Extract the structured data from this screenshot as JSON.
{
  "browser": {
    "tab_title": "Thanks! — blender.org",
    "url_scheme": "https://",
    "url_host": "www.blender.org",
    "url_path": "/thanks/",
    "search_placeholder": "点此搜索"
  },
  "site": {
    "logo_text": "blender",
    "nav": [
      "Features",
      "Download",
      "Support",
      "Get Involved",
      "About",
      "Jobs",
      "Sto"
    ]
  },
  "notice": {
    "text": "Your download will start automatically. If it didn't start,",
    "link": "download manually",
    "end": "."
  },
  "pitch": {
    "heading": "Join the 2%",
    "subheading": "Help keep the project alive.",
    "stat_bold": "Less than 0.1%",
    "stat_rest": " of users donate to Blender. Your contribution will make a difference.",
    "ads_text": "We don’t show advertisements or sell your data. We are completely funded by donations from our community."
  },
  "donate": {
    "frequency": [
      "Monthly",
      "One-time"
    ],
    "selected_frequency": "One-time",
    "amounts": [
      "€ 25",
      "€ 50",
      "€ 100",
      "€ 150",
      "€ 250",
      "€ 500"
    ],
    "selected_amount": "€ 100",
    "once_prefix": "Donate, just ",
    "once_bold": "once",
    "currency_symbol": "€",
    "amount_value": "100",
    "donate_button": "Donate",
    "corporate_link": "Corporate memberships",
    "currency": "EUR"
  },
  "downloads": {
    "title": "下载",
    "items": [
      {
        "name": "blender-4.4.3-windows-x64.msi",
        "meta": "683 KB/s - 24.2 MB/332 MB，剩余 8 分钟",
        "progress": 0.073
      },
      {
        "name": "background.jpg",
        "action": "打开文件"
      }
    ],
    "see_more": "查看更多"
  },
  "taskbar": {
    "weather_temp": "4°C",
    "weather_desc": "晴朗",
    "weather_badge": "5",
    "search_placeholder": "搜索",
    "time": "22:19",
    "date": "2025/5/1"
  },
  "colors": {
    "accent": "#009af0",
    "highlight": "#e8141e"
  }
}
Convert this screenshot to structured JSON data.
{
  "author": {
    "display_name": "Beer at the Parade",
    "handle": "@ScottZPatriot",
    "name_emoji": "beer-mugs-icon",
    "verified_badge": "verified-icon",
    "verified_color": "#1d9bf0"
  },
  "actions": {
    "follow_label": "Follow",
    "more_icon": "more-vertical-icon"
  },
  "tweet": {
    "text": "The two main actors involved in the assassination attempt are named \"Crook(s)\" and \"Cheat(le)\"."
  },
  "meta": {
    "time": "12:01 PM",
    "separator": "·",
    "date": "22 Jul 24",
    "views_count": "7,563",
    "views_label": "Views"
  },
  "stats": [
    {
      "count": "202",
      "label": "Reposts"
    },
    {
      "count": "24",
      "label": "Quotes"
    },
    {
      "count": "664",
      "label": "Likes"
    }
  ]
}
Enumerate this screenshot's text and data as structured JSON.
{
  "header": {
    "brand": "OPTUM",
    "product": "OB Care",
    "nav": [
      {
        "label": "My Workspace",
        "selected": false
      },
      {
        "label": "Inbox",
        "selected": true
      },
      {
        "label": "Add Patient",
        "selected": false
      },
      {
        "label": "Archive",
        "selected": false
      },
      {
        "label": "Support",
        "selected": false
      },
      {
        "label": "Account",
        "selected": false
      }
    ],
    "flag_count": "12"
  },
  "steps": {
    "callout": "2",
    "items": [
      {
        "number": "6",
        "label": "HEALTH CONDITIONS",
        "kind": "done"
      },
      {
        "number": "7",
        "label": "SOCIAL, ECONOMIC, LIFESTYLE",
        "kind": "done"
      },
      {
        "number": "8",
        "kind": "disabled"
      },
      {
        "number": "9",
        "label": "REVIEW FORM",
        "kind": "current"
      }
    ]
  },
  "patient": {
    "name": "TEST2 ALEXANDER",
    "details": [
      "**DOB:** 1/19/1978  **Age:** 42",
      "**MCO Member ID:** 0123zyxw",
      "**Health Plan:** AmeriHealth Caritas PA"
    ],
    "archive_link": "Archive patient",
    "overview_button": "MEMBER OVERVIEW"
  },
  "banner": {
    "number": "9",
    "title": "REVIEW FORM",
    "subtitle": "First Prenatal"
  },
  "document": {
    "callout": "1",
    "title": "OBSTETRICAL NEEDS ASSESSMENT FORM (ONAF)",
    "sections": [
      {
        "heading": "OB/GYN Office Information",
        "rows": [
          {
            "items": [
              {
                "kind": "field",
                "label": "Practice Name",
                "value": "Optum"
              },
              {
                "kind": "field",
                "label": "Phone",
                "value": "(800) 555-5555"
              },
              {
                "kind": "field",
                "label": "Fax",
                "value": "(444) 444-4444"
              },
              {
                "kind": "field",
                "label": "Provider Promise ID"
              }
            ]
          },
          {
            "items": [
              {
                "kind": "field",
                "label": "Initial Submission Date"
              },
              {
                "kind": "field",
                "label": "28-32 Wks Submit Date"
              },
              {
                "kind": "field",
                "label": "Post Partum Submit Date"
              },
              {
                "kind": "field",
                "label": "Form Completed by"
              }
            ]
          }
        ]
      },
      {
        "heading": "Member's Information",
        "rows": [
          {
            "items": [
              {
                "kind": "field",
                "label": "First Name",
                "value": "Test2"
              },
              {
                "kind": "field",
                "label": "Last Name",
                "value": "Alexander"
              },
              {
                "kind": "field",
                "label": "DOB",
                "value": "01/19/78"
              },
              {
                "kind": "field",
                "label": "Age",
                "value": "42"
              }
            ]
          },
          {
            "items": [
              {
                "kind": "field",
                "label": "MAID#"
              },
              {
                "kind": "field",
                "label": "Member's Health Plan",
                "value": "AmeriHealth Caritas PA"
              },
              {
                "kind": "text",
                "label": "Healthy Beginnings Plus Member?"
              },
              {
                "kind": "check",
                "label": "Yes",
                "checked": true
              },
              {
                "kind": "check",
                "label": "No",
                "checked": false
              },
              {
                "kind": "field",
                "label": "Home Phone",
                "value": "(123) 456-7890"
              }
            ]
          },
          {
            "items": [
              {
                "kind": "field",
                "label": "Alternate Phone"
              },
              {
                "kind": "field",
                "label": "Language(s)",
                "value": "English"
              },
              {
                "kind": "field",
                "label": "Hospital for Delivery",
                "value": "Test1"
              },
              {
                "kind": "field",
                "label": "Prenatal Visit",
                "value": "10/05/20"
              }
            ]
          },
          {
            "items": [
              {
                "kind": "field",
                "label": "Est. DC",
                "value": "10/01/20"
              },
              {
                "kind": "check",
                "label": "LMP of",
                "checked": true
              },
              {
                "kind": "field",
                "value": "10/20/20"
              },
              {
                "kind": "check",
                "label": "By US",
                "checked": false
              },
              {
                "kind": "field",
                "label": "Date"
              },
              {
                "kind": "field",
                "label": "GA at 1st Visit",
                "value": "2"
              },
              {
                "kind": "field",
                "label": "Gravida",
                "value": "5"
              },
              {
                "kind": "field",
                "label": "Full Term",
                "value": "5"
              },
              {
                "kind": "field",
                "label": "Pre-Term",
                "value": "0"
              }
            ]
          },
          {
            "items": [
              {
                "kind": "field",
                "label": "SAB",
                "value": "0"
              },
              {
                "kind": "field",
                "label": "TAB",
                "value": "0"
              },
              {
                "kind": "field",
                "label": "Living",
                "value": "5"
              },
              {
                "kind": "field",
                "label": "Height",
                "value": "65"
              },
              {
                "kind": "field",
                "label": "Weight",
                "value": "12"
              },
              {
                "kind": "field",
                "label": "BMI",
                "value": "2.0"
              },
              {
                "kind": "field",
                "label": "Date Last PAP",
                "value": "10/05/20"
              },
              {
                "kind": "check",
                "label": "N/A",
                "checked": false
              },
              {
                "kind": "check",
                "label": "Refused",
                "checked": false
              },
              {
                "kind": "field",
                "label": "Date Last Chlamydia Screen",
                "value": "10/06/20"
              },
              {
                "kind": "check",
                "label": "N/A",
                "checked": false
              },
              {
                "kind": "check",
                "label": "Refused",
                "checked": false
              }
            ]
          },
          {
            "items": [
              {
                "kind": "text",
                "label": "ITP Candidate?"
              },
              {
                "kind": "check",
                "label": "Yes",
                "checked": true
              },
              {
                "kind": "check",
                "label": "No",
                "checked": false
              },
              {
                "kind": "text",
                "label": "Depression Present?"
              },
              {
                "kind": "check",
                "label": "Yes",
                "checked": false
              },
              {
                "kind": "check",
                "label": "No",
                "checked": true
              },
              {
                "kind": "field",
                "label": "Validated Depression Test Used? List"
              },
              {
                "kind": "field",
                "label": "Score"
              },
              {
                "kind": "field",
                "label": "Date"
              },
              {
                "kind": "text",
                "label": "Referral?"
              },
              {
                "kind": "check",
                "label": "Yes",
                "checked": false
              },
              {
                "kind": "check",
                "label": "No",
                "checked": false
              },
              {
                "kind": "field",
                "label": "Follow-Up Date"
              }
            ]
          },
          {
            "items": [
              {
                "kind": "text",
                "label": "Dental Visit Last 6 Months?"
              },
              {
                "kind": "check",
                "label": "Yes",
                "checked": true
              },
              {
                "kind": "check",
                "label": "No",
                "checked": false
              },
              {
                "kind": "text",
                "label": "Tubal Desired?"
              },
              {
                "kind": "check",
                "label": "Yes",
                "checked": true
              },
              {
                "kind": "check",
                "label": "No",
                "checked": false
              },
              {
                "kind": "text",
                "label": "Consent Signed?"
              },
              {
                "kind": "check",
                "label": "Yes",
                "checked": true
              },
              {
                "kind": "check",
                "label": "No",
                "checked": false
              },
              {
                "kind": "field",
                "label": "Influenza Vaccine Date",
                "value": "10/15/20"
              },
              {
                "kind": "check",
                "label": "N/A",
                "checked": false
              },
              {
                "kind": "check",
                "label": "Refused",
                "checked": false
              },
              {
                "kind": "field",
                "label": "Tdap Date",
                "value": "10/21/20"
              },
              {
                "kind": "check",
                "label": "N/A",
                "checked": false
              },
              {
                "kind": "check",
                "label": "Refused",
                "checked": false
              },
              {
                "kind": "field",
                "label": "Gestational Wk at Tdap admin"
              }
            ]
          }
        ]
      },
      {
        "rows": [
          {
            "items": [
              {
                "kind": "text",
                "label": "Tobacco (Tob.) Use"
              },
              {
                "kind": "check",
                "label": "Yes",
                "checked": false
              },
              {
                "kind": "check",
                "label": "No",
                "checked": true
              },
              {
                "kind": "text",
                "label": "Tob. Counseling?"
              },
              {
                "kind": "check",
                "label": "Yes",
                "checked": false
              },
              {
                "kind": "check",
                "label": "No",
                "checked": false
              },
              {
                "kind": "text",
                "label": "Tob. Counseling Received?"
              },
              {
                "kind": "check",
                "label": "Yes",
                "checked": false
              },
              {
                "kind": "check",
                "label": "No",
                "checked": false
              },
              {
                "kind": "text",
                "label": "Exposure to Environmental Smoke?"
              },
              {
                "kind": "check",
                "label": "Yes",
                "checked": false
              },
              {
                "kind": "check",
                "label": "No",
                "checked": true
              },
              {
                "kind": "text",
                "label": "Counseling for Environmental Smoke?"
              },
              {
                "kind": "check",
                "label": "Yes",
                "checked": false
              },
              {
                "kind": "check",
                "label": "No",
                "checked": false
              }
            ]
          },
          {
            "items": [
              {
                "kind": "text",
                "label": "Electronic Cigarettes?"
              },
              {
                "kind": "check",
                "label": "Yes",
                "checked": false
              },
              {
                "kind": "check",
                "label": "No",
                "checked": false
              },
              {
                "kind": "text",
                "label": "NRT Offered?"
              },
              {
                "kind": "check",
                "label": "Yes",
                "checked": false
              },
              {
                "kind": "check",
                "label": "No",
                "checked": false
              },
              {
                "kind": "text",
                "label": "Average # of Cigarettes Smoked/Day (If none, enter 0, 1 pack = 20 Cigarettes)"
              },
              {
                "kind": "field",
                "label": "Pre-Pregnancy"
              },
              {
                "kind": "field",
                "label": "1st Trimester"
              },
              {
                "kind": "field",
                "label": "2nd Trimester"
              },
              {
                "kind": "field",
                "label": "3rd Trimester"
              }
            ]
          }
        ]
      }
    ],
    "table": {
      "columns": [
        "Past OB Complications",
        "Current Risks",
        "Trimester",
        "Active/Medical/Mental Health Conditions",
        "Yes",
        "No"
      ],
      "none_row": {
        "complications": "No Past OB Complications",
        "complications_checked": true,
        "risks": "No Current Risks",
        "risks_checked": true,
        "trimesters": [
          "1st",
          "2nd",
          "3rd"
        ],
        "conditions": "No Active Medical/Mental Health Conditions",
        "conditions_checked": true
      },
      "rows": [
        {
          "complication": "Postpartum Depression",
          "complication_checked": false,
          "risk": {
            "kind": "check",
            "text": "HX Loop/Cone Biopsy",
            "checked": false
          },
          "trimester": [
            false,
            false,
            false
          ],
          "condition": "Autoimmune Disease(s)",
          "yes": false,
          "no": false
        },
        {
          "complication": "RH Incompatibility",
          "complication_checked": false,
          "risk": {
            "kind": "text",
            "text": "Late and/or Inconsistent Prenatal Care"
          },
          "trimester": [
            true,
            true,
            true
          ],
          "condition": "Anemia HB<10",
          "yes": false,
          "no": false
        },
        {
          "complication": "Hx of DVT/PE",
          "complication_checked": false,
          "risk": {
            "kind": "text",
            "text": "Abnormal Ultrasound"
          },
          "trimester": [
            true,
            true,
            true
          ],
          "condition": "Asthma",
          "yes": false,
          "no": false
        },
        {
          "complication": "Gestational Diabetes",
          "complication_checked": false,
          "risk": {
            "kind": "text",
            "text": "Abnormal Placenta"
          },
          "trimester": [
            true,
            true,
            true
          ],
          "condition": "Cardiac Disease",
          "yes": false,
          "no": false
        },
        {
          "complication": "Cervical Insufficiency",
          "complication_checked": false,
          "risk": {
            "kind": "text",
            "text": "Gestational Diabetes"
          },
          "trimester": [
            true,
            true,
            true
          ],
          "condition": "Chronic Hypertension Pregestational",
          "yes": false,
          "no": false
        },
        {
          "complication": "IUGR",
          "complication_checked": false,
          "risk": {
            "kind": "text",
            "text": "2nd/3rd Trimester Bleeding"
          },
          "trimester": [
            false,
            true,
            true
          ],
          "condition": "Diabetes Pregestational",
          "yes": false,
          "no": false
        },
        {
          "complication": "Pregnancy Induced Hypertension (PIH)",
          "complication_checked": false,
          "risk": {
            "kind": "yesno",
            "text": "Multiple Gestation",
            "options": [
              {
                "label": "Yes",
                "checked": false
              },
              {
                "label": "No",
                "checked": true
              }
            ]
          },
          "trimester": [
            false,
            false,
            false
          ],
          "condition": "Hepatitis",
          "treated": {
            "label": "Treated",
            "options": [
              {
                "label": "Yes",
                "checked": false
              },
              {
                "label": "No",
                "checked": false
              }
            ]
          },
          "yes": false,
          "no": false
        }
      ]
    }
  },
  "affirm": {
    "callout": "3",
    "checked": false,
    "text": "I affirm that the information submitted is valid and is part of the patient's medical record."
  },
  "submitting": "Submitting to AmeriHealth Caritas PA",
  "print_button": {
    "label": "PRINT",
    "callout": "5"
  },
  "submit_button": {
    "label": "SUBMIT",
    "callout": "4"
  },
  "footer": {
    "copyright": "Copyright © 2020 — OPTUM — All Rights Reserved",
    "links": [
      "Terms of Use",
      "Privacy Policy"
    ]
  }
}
____________________
### TASK REQUIREMENTS
Copy each line of the listing in which the word "Pregnancy" can be found.

### COMPLETED TASK
                "label": "Pre-Pregnancy"
          "complication": "Pregnancy Induced Hypertension (PIH)",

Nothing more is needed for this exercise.